AVAILABLE RECORDS »

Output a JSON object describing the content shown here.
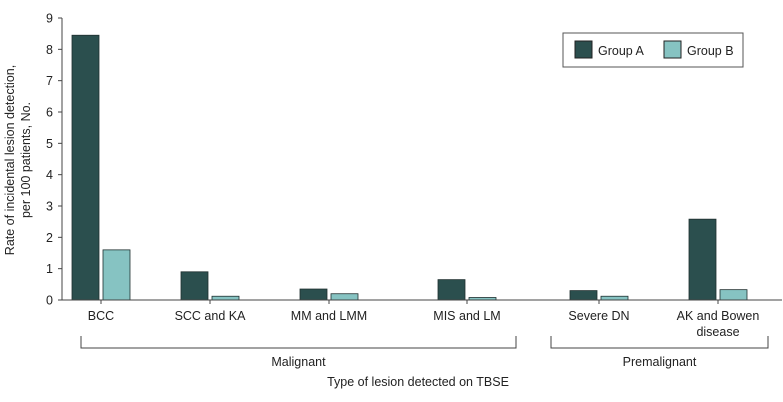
{
  "chart_data": {
    "type": "bar",
    "title": "",
    "xlabel": "Type of lesion detected on TBSE",
    "ylabel_lines": [
      "Rate of incidental lesion detection,",
      "per 100 patients, No."
    ],
    "ylim": [
      0,
      9
    ],
    "yticks": [
      0,
      1,
      2,
      3,
      4,
      5,
      6,
      7,
      8,
      9
    ],
    "categories": [
      {
        "lines": [
          "BCC"
        ]
      },
      {
        "lines": [
          "SCC and KA"
        ]
      },
      {
        "lines": [
          "MM and LMM"
        ]
      },
      {
        "lines": [
          "MIS and LM"
        ]
      },
      {
        "lines": [
          "Severe DN"
        ]
      },
      {
        "lines": [
          "AK and Bowen",
          "disease"
        ]
      }
    ],
    "series": [
      {
        "name": "Group A",
        "color": "#2b4f4e",
        "values": [
          8.45,
          0.9,
          0.35,
          0.65,
          0.3,
          2.58
        ]
      },
      {
        "name": "Group B",
        "color": "#86c3c2",
        "values": [
          1.6,
          0.12,
          0.2,
          0.08,
          0.12,
          0.33
        ]
      }
    ],
    "groups": [
      {
        "label": "Malignant",
        "start": 0,
        "end": 3
      },
      {
        "label": "Premalignant",
        "start": 4,
        "end": 5
      }
    ],
    "legend_position": "top-right"
  }
}
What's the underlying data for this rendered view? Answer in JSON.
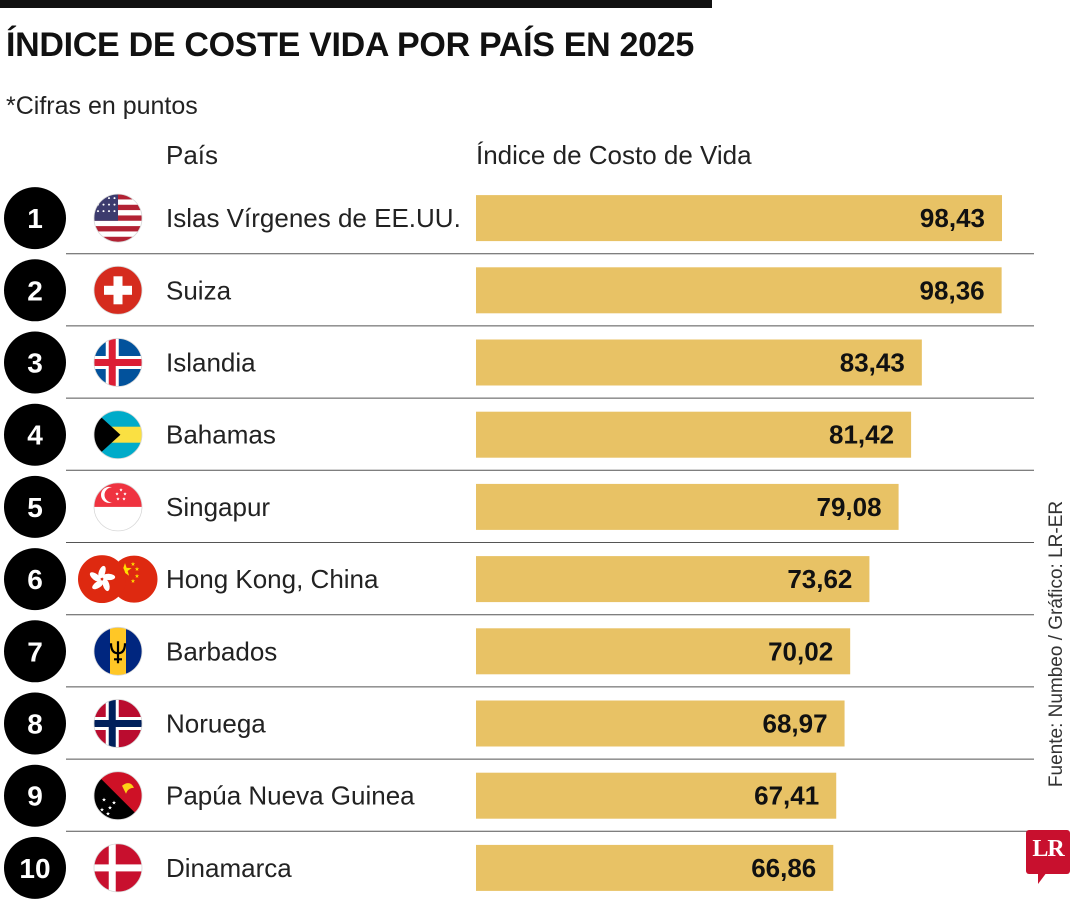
{
  "header": {
    "title": "ÍNDICE DE COSTE VIDA POR PAÍS EN 2025",
    "subtitle": "*Cifras en puntos",
    "country_column": "País",
    "index_column": "Índice de Costo de Vida"
  },
  "source": "Fuente: Numbeo / Gráfico: LR-ER",
  "logo": {
    "text": "LR"
  },
  "colors": {
    "bar": "#e8c265",
    "badge": "#000000",
    "divider": "#555555",
    "logo": "#c8102e"
  },
  "chart_data": {
    "type": "bar",
    "orientation": "horizontal",
    "title": "ÍNDICE DE COSTE VIDA POR PAÍS EN 2025",
    "subtitle": "*Cifras en puntos",
    "xlabel": "Índice de Costo de Vida",
    "ylabel": "País",
    "value_format": "comma-decimal",
    "categories": [
      "Islas Vírgenes de EE.UU.",
      "Suiza",
      "Islandia",
      "Bahamas",
      "Singapur",
      "Hong Kong, China",
      "Barbados",
      "Noruega",
      "Papúa Nueva Guinea",
      "Dinamarca"
    ],
    "ranks": [
      "1",
      "2",
      "3",
      "4",
      "5",
      "6",
      "7",
      "8",
      "9",
      "10"
    ],
    "values": [
      98.43,
      98.36,
      83.43,
      81.42,
      79.08,
      73.62,
      70.02,
      68.97,
      67.41,
      66.86
    ],
    "value_labels": [
      "98,43",
      "98,36",
      "83,43",
      "81,42",
      "79,08",
      "73,62",
      "70,02",
      "68,97",
      "67,41",
      "66,86"
    ],
    "flag_icons": [
      "us-flag-icon",
      "switzerland-flag-icon",
      "iceland-flag-icon",
      "bahamas-flag-icon",
      "singapore-flag-icon",
      "hong-kong-china-flags-icon",
      "barbados-flag-icon",
      "norway-flag-icon",
      "papua-new-guinea-flag-icon",
      "denmark-flag-icon"
    ],
    "xlim": [
      0,
      98.43
    ]
  }
}
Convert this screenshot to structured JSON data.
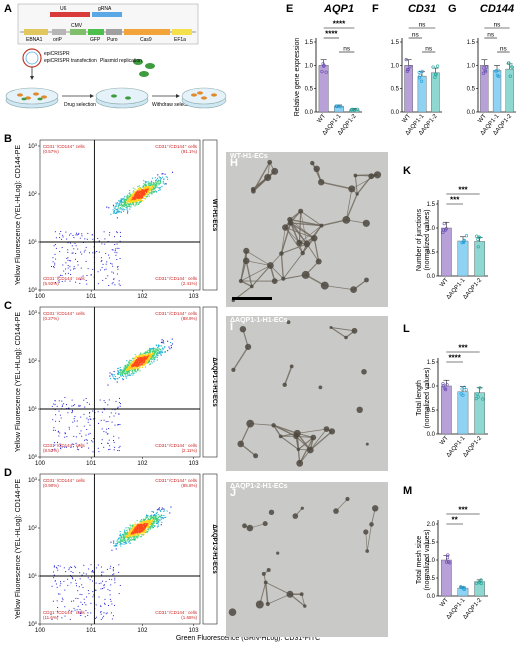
{
  "panel_letters": [
    "A",
    "B",
    "C",
    "D",
    "E",
    "F",
    "G",
    "H",
    "I",
    "J",
    "K",
    "L",
    "M"
  ],
  "schematic": {
    "plasmid_labels": [
      "U6",
      "gRNA",
      "EBNA1",
      "oriP",
      "CMV",
      "GFP",
      "Puro",
      "Cas9",
      "EF1a"
    ],
    "step_labels": [
      "epiCRISPR",
      "epiCRISPR transfection",
      "Plasmid replication",
      "Drug selection",
      "Withdraw selection"
    ],
    "colors": {
      "dish": "#cfe6f3",
      "cells": "#e08a2c",
      "green_cells": "#3f9b3f"
    }
  },
  "flow": {
    "x_axis_label": "Green Fluorescence (GRN-HLog): CD31-FITC",
    "y_axis_label": "Yellow Fluorescence (YEL-HLog): CD144-PE",
    "ticks": [
      "10^0",
      "10^1",
      "10^2",
      "10^3"
    ],
    "panels": [
      {
        "letter": "B",
        "sample": "WT-H1-ECs",
        "q_ul": "CD31⁻/CD144⁺ cells",
        "q_ul_val": "(0.57%)",
        "q_ur": "CD31⁺/CD144⁺ cells",
        "q_ur_val": "(91.1%)",
        "q_ll": "CD31⁻/CD144⁻ cells",
        "q_ll_val": "(5.92%)",
        "q_lr": "CD31⁺/CD144⁻ cells",
        "q_lr_val": "(2.41%)"
      },
      {
        "letter": "C",
        "sample": "ΔAQP1-1-H1-ECs",
        "q_ul": "CD31⁻/CD144⁺ cells",
        "q_ul_val": "(0.27%)",
        "q_ur": "CD31⁺/CD144⁺ cells",
        "q_ur_val": "(88.9%)",
        "q_ll": "CD31⁻/CD144⁻ cells",
        "q_ll_val": "(8.52%)",
        "q_lr": "CD31⁺/CD144⁻ cells",
        "q_lr_val": "(2.11%)"
      },
      {
        "letter": "D",
        "sample": "ΔAQP1-2-H1-ECs",
        "q_ul": "CD31⁻/CD144⁺ cells",
        "q_ul_val": "(0.90%)",
        "q_ur": "CD31⁺/CD144⁺ cells",
        "q_ur_val": "(85.8%)",
        "q_ll": "CD31⁻/CD144⁻ cells",
        "q_ll_val": "(11.6%)",
        "q_lr": "CD31⁺/CD144⁻ cells",
        "q_lr_val": "(1.65%)"
      }
    ]
  },
  "micrographs": [
    {
      "letter": "H",
      "label": "WT-H1-ECs"
    },
    {
      "letter": "I",
      "label": "ΔAQP1-1-H1-ECs"
    },
    {
      "letter": "J",
      "label": "ΔAQP1-2-H1-ECs"
    }
  ],
  "chart_data": [
    {
      "id": "E",
      "type": "bar",
      "title": "AQP1",
      "ylabel": "Relative gene expression",
      "categories": [
        "WT",
        "ΔAQP1-1",
        "ΔAQP1-2"
      ],
      "values": [
        1.0,
        0.12,
        0.05
      ],
      "ylim": [
        0,
        1.5
      ],
      "yticks": [
        "0.0",
        "0.5",
        "1.0",
        "1.5"
      ],
      "colors": [
        "#b8a1d9",
        "#8fd3f4",
        "#8fd8d2"
      ],
      "sig": [
        "****",
        "****",
        "ns"
      ]
    },
    {
      "id": "F",
      "type": "bar",
      "title": "CD31",
      "ylabel": "",
      "categories": [
        "WT",
        "ΔAQP1-1",
        "ΔAQP1-2"
      ],
      "values": [
        1.0,
        0.77,
        0.84
      ],
      "ylim": [
        0,
        1.5
      ],
      "yticks": [
        "0.0",
        "0.5",
        "1.0",
        "1.5"
      ],
      "colors": [
        "#b8a1d9",
        "#8fd3f4",
        "#8fd8d2"
      ],
      "sig": [
        "ns",
        "ns",
        "ns"
      ]
    },
    {
      "id": "G",
      "type": "bar",
      "title": "CD144",
      "ylabel": "",
      "categories": [
        "WT",
        "ΔAQP1-1",
        "ΔAQP1-2"
      ],
      "values": [
        1.0,
        0.89,
        0.92
      ],
      "ylim": [
        0,
        1.5
      ],
      "yticks": [
        "0.0",
        "0.5",
        "1.0",
        "1.5"
      ],
      "colors": [
        "#b8a1d9",
        "#8fd3f4",
        "#8fd8d2"
      ],
      "sig": [
        "ns",
        "ns",
        "ns"
      ]
    },
    {
      "id": "K",
      "type": "bar",
      "title": "",
      "ylabel": "Number of junctions (normalized values)",
      "categories": [
        "WT",
        "ΔAQP1-1",
        "ΔAQP1-2"
      ],
      "values": [
        1.0,
        0.73,
        0.72
      ],
      "ylim": [
        0,
        1.5
      ],
      "yticks": [
        "0.0",
        "0.5",
        "1.0",
        "1.5"
      ],
      "colors": [
        "#b8a1d9",
        "#8fd3f4",
        "#8fd8d2"
      ],
      "sig": [
        "***",
        "***"
      ]
    },
    {
      "id": "L",
      "type": "bar",
      "title": "",
      "ylabel": "Total length (normalized values)",
      "categories": [
        "WT",
        "ΔAQP1-1",
        "ΔAQP1-2"
      ],
      "values": [
        1.0,
        0.88,
        0.86
      ],
      "ylim": [
        0,
        1.5
      ],
      "yticks": [
        "0.0",
        "0.5",
        "1.0",
        "1.5"
      ],
      "colors": [
        "#b8a1d9",
        "#8fd3f4",
        "#8fd8d2"
      ],
      "sig": [
        "***",
        "****"
      ]
    },
    {
      "id": "M",
      "type": "bar",
      "title": "",
      "ylabel": "Total mesh size (normalized values)",
      "categories": [
        "WT",
        "ΔAQP1-1",
        "ΔAQP1-2"
      ],
      "values": [
        1.0,
        0.22,
        0.4
      ],
      "ylim": [
        0,
        2.0
      ],
      "yticks": [
        "0.0",
        "0.5",
        "1.0",
        "1.5",
        "2.0"
      ],
      "colors": [
        "#b8a1d9",
        "#8fd3f4",
        "#8fd8d2"
      ],
      "sig": [
        "***",
        "**"
      ]
    }
  ]
}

PROBLEM TO SOLVE » Within the entries above, find every line where the string "Fluorescence" occurs, and copy it.

RESPONSE FOR THIS EXERCISE »
    "x_axis_label": "Green Fluorescence (GRN-HLog): CD31-FITC",
    "y_axis_label": "Yellow Fluorescence (YEL-HLog): CD144-PE",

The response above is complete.